Extracted records:
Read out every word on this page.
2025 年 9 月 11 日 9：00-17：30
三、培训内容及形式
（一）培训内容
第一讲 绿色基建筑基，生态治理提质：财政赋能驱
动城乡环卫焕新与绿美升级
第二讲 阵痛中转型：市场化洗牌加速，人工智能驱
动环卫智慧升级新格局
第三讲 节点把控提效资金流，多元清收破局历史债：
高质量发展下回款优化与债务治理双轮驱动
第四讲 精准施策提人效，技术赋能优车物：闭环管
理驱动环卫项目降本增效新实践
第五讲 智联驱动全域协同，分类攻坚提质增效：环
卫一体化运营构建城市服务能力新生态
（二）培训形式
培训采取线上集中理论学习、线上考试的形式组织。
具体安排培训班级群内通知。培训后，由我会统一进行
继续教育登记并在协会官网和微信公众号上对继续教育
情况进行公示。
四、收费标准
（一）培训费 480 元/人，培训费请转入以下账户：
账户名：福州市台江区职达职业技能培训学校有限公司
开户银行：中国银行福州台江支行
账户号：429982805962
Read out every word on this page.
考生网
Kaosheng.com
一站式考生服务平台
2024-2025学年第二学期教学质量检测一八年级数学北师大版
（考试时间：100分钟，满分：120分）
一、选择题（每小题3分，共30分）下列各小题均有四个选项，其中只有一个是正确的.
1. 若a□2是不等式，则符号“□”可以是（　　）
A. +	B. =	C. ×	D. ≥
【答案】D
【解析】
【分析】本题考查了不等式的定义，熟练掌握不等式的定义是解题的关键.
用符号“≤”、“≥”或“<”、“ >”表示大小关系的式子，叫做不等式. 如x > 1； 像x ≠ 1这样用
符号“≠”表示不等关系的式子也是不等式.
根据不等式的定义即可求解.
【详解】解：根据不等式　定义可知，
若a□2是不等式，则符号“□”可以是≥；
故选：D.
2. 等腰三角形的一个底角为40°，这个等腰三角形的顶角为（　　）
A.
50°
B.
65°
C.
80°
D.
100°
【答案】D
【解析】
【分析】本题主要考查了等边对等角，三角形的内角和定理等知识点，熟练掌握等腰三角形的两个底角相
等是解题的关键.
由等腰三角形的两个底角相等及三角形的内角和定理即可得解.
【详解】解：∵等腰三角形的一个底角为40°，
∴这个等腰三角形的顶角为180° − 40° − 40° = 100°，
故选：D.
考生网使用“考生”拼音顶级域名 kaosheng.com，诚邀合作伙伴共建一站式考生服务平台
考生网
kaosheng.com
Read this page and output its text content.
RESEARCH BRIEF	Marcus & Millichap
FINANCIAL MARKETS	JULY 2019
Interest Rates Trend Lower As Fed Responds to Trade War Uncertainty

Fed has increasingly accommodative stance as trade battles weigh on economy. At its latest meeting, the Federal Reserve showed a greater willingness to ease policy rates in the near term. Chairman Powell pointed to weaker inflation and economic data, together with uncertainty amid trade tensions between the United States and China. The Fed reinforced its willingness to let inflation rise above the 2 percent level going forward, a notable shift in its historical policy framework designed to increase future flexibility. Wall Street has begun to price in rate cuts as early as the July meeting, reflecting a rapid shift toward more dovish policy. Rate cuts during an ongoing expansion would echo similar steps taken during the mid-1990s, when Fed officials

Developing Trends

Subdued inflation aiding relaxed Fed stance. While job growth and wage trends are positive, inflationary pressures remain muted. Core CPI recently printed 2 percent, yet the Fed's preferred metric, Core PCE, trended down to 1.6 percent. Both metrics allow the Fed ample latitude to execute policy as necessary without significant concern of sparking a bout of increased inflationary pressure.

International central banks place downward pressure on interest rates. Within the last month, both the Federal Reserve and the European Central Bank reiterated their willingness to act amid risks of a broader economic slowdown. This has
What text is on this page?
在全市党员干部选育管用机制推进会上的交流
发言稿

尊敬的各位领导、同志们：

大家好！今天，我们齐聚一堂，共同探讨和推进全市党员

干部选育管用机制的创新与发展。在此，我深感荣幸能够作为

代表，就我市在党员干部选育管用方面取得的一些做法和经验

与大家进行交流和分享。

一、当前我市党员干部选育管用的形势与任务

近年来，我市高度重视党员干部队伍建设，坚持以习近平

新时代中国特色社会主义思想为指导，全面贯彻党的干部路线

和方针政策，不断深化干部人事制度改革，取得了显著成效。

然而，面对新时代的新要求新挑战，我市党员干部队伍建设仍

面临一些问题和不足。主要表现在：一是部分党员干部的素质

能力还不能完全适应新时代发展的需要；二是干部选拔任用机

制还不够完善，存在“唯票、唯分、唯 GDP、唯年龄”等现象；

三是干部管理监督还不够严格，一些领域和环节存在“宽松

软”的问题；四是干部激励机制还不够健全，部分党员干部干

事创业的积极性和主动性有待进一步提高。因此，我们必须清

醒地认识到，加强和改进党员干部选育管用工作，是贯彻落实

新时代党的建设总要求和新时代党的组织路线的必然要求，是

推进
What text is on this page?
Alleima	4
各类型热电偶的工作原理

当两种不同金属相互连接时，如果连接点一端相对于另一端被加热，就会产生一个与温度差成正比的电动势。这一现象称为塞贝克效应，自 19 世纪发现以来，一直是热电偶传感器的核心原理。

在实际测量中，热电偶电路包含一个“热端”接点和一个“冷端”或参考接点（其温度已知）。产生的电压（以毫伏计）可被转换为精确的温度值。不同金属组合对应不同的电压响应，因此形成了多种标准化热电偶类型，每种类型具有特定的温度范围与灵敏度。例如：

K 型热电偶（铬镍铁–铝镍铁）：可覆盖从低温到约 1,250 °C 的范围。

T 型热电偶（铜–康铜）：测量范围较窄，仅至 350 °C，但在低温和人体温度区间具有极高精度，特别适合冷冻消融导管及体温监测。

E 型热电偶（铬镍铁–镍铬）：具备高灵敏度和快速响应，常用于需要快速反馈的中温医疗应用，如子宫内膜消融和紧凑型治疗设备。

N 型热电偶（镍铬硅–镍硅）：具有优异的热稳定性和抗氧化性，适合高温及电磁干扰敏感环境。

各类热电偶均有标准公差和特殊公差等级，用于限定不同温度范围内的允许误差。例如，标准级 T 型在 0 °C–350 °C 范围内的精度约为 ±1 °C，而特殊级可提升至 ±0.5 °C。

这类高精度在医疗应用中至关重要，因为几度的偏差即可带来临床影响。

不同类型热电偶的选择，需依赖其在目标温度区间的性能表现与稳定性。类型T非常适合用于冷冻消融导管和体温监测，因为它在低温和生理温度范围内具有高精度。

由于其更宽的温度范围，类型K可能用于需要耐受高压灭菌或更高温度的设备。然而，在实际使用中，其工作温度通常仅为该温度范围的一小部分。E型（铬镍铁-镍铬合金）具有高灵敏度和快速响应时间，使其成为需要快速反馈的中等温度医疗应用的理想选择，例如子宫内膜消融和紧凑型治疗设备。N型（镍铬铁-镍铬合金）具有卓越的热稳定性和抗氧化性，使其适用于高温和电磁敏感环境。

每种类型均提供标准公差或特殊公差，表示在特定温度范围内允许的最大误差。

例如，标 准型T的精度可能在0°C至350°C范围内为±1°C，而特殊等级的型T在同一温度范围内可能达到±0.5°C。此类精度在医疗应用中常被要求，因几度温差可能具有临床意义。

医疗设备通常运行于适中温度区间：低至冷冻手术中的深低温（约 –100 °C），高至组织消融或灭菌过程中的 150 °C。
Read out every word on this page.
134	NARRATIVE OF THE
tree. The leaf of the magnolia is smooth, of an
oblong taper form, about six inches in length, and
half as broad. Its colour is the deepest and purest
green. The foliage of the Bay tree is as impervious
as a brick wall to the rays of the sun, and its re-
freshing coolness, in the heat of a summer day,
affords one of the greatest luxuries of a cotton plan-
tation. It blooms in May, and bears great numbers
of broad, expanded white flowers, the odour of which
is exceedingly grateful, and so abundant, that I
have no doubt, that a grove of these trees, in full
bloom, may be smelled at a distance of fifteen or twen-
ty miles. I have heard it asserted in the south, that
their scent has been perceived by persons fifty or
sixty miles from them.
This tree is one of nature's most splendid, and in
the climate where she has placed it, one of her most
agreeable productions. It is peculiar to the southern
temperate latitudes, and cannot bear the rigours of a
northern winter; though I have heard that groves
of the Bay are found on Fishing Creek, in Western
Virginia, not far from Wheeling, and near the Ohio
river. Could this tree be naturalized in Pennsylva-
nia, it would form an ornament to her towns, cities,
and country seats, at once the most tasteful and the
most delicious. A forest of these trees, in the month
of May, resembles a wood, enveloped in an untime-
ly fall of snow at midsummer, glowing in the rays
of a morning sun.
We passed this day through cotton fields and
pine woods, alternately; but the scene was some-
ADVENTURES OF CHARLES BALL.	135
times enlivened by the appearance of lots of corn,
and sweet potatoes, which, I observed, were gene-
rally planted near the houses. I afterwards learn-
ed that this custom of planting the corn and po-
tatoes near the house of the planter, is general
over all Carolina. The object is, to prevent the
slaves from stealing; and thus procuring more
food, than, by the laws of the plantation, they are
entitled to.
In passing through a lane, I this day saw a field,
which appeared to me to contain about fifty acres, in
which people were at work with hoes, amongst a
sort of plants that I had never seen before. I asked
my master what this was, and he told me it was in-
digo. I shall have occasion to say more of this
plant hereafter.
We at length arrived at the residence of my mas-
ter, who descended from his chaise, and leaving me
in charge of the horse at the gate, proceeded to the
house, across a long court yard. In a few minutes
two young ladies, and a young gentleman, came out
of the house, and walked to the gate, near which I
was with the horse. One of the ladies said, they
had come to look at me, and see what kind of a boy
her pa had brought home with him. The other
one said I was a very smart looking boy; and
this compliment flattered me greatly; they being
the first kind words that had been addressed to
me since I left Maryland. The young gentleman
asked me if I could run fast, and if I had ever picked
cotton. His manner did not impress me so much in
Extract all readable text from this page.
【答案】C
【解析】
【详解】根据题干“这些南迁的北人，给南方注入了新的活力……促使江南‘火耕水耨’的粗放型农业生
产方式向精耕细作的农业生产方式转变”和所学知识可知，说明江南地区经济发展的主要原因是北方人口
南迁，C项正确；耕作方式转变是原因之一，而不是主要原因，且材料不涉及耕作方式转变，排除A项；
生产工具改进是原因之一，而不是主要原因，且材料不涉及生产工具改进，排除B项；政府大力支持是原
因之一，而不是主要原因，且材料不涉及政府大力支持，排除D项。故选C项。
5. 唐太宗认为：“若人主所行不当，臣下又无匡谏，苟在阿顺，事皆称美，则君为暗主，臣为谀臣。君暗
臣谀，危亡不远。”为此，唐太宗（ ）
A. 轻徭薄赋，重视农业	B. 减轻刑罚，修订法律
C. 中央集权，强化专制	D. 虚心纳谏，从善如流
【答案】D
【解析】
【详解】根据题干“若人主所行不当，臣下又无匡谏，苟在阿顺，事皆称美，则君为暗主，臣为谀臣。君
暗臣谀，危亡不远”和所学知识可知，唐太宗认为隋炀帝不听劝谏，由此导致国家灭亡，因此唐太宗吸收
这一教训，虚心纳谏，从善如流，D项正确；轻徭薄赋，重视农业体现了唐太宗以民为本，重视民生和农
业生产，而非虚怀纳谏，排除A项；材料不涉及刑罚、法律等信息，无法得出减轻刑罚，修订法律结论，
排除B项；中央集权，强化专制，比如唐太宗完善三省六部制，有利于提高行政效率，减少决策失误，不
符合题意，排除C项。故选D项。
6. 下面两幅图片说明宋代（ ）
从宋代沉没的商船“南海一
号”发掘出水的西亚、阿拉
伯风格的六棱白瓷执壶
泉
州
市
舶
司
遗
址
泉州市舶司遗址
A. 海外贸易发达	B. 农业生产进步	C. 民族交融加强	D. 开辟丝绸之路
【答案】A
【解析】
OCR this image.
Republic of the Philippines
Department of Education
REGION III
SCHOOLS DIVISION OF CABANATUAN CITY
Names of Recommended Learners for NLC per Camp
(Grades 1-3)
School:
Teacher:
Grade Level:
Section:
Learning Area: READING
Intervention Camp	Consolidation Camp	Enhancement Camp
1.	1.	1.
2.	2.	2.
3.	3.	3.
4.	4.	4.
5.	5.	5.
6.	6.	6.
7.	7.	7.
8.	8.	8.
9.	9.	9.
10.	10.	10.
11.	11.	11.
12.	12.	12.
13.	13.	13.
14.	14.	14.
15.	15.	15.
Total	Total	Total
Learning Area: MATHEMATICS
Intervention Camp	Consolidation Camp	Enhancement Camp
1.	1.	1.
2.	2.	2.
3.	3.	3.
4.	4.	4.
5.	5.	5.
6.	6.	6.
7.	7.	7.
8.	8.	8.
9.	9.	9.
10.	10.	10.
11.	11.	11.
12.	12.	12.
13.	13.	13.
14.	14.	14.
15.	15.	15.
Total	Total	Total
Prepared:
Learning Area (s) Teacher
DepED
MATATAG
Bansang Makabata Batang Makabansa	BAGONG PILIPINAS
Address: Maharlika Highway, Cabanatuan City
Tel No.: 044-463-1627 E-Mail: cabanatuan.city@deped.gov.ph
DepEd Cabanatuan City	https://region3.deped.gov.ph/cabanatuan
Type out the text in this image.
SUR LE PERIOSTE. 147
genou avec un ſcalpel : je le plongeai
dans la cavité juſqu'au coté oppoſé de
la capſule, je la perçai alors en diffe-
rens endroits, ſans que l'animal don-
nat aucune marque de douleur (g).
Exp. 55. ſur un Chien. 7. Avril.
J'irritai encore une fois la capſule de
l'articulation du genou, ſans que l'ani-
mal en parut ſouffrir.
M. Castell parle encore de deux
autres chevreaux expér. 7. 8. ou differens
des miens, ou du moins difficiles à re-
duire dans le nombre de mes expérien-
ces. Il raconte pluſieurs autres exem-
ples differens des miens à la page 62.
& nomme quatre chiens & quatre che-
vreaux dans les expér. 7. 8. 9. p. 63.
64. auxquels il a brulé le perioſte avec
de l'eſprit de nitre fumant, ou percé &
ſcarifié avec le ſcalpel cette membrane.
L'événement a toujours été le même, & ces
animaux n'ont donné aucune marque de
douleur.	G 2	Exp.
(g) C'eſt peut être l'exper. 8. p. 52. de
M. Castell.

Problem statement: Identify which lines contain the word "miles" and copy each one.

Solution:
ty miles. I have heard it asserted in the south, that
sixty miles from them.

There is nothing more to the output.